[start Items]

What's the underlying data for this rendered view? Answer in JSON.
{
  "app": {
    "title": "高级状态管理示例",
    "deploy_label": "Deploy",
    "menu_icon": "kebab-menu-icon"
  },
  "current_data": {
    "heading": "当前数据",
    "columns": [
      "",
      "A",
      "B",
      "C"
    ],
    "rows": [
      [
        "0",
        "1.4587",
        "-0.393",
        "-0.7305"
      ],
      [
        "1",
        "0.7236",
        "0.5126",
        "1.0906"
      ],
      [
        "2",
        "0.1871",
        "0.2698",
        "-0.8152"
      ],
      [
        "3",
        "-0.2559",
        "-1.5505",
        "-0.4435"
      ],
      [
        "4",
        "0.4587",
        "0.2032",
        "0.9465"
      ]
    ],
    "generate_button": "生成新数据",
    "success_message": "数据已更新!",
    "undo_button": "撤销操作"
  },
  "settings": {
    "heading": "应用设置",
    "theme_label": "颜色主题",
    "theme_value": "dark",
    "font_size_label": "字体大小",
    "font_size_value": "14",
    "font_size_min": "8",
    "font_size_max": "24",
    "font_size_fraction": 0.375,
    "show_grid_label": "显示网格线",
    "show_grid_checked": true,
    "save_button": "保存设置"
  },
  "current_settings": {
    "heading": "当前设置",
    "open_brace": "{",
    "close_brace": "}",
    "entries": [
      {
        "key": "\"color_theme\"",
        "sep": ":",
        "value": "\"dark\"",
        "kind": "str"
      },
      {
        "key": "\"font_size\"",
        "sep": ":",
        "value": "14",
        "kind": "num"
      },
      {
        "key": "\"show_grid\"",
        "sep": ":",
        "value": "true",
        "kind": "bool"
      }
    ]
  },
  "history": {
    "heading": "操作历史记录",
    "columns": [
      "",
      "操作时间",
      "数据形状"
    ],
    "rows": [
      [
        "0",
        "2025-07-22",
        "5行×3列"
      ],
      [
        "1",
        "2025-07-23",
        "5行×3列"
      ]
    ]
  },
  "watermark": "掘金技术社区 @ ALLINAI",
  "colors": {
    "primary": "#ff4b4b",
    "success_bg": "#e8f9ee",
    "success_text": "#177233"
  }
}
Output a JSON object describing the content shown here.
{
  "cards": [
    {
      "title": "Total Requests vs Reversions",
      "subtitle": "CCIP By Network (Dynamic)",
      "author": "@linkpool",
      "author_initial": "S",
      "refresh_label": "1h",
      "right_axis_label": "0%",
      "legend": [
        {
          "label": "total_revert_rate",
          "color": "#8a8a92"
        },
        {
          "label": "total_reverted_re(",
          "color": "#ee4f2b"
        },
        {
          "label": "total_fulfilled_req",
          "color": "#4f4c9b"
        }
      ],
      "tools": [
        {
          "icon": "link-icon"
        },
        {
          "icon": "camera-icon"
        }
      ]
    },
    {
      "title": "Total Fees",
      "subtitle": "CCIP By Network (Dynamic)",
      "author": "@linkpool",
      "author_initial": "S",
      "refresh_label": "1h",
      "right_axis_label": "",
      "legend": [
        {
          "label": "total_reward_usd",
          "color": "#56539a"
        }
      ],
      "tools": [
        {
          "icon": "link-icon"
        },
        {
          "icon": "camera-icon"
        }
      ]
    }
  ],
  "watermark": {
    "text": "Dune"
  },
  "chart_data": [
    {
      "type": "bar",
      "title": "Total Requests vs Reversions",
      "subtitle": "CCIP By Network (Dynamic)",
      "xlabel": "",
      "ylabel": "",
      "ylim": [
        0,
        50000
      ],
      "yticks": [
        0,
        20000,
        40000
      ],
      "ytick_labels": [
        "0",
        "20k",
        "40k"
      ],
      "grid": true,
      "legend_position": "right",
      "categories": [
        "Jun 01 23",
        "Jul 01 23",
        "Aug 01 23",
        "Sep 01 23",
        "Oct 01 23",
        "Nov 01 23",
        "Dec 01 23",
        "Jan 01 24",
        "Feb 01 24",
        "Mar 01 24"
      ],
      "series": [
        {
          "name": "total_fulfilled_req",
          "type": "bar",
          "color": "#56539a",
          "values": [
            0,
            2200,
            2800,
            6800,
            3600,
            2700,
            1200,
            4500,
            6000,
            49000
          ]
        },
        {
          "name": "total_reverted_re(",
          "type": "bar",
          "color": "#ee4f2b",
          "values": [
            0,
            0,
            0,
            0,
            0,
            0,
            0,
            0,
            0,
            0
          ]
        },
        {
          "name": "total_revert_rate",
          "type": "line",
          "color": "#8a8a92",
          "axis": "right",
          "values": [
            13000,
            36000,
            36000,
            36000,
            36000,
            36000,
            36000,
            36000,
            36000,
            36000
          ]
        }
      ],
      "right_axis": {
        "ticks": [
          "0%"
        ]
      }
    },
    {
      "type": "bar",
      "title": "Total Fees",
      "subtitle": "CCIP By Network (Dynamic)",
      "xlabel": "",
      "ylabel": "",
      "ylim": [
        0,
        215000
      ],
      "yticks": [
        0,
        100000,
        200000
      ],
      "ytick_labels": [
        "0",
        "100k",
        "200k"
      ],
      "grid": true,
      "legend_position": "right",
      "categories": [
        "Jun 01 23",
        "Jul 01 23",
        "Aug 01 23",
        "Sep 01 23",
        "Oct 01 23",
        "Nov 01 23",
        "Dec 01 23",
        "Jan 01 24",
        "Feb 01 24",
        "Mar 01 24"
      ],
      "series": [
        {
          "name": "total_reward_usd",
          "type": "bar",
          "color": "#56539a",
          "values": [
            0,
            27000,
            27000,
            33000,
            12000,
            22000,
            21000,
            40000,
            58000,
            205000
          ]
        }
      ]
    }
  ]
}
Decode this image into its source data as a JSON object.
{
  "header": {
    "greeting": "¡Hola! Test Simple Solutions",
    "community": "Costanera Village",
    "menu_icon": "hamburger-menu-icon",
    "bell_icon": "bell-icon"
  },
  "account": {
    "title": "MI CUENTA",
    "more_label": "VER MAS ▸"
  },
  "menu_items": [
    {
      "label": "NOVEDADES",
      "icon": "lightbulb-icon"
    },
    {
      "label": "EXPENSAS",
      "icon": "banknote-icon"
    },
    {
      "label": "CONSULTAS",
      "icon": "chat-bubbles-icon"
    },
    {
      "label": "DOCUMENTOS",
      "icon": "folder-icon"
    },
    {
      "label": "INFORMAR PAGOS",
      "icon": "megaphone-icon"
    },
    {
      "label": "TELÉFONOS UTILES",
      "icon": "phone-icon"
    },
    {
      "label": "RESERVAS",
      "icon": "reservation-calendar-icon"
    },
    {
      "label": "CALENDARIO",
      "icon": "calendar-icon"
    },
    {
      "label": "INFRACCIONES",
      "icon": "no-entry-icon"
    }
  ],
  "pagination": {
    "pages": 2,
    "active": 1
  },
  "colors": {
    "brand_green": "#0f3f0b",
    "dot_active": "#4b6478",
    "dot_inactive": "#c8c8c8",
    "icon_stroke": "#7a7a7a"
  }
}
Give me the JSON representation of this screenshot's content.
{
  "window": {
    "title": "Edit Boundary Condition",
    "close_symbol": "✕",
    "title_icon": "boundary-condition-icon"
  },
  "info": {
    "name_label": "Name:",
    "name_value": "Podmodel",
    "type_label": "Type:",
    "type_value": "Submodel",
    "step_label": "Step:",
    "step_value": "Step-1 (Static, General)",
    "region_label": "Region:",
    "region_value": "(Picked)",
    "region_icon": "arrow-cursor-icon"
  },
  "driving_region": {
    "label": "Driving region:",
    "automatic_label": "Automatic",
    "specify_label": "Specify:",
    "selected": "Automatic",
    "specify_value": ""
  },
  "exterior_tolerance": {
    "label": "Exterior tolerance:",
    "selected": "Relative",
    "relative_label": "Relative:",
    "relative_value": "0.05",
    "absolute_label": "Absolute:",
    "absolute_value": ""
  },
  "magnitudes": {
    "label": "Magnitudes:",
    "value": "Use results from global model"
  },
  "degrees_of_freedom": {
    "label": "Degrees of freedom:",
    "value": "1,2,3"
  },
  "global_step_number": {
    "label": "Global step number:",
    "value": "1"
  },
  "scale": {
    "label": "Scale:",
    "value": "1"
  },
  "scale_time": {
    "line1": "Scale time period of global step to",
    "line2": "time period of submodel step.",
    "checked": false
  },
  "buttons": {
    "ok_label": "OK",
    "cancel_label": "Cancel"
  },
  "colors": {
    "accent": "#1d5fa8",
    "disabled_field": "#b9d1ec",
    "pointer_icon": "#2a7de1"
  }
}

[end Items]

### Exercise objective
Copy each line from the records above that includes the string "heading".

### Solution for this problem
    "heading": "当前数据",
    "heading": "应用设置",
    "heading": "当前设置",
    "heading": "操作历史记录",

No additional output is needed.